Using the data below, gather each line that includes the word "LPSCl".
▼
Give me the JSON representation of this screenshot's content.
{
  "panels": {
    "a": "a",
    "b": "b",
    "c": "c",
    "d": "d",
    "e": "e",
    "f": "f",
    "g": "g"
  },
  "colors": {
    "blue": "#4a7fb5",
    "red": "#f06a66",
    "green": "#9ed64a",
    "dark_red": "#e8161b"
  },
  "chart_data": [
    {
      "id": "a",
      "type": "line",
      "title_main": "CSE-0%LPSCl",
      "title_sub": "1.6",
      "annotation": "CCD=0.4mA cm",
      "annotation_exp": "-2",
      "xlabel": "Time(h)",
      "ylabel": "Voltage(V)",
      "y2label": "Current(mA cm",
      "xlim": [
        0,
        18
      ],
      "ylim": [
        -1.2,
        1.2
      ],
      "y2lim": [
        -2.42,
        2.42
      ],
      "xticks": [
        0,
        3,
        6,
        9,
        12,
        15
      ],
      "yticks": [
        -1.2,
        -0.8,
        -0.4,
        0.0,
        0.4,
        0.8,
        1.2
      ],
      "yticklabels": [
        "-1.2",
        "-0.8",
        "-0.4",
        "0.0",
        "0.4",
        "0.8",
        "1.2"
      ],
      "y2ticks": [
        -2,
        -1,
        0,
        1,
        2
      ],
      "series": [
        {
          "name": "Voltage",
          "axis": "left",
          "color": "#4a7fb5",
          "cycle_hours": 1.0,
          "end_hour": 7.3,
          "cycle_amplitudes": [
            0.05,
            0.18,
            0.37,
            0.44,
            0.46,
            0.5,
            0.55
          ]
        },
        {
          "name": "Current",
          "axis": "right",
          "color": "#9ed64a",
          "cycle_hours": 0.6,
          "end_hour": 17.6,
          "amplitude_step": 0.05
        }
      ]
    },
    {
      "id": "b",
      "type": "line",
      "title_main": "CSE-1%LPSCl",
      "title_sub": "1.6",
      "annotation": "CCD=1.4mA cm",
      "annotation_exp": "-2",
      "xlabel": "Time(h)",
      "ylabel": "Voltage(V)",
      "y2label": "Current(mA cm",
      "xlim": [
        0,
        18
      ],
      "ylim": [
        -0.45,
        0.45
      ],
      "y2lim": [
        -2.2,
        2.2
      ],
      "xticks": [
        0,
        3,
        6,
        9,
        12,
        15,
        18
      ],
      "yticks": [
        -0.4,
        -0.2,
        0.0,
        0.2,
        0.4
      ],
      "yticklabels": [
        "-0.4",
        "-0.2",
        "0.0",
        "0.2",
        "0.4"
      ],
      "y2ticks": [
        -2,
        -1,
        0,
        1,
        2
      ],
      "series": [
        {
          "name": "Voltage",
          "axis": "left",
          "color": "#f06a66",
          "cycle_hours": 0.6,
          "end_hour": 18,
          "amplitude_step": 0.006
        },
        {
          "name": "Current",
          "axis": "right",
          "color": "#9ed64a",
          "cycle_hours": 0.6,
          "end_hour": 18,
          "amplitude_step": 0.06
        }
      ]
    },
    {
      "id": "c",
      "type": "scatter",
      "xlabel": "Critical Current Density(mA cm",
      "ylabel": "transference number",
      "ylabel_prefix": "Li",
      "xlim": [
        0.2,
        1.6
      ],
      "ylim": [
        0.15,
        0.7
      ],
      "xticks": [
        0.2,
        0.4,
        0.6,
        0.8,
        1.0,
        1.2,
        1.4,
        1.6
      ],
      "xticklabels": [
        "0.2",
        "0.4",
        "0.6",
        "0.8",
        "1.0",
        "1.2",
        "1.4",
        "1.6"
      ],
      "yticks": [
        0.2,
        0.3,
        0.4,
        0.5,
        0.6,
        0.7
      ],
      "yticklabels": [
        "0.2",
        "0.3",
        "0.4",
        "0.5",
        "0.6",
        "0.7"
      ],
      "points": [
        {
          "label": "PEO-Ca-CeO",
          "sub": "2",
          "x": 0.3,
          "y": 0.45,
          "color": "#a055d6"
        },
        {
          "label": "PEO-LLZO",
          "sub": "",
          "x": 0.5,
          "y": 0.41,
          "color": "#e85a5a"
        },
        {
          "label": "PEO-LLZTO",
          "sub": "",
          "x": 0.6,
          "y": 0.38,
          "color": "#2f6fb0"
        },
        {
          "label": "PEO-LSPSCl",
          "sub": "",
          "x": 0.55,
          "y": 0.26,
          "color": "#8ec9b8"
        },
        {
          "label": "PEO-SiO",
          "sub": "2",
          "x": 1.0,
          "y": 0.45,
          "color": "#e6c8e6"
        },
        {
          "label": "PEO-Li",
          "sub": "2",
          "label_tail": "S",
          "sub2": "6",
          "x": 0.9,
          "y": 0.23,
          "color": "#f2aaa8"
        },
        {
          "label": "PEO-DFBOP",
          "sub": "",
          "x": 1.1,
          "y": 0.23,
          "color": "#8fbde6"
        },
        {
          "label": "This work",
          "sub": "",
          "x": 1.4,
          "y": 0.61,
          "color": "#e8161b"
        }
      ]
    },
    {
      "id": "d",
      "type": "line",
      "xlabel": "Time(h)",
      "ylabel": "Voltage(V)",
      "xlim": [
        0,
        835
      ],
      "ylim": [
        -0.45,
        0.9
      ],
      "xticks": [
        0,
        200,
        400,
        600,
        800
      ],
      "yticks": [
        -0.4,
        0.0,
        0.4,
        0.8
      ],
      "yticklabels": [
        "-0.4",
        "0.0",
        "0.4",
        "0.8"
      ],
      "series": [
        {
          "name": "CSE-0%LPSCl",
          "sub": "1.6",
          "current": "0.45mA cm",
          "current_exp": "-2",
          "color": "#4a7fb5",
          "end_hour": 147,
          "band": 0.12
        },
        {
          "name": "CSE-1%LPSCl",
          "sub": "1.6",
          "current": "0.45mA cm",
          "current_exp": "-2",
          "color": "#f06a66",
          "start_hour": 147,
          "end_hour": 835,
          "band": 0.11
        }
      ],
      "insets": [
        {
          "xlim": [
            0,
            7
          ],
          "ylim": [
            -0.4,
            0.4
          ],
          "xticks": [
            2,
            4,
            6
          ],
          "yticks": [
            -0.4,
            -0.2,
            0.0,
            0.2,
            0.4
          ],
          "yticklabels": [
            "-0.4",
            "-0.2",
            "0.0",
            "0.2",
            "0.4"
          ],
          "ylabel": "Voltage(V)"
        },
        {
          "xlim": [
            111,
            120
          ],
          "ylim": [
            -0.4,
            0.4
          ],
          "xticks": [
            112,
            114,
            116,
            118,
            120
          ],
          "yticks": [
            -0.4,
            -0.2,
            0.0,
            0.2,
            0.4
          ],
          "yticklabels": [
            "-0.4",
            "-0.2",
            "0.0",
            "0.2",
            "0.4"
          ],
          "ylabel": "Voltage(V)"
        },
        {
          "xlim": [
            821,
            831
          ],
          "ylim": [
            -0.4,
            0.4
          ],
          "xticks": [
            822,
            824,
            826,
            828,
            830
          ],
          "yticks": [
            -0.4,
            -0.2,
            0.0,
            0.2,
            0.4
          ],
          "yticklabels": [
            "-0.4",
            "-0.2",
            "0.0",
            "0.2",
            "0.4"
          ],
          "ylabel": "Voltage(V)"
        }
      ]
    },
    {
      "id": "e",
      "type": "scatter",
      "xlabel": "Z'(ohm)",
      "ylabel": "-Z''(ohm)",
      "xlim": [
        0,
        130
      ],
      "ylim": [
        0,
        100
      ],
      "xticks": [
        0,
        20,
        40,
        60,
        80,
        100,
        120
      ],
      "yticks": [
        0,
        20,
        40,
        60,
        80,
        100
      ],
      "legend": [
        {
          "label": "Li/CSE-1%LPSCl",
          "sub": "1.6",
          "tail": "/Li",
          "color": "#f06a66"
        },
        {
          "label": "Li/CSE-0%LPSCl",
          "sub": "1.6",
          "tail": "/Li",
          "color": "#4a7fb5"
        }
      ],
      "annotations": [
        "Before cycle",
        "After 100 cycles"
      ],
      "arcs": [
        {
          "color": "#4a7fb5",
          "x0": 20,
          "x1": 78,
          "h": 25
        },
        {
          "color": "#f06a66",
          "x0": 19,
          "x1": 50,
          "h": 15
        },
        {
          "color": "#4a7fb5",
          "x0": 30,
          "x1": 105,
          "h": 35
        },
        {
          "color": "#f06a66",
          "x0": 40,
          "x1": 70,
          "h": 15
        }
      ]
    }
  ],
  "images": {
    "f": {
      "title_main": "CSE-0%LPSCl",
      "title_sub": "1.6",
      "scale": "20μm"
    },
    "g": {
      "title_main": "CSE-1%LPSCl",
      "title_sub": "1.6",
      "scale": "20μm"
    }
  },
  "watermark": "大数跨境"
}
▲
▸ SOLUTION TO THIS EXERCISE:
      "title_main": "CSE-0%LPSCl",
      "title_main": "CSE-1%LPSCl",
          "name": "CSE-0%LPSCl",
          "name": "CSE-1%LPSCl",
          "label": "Li/CSE-1%LPSCl",
          "label": "Li/CSE-0%LPSCl",
      "title_main": "CSE-0%LPSCl",
      "title_main": "CSE-1%LPSCl",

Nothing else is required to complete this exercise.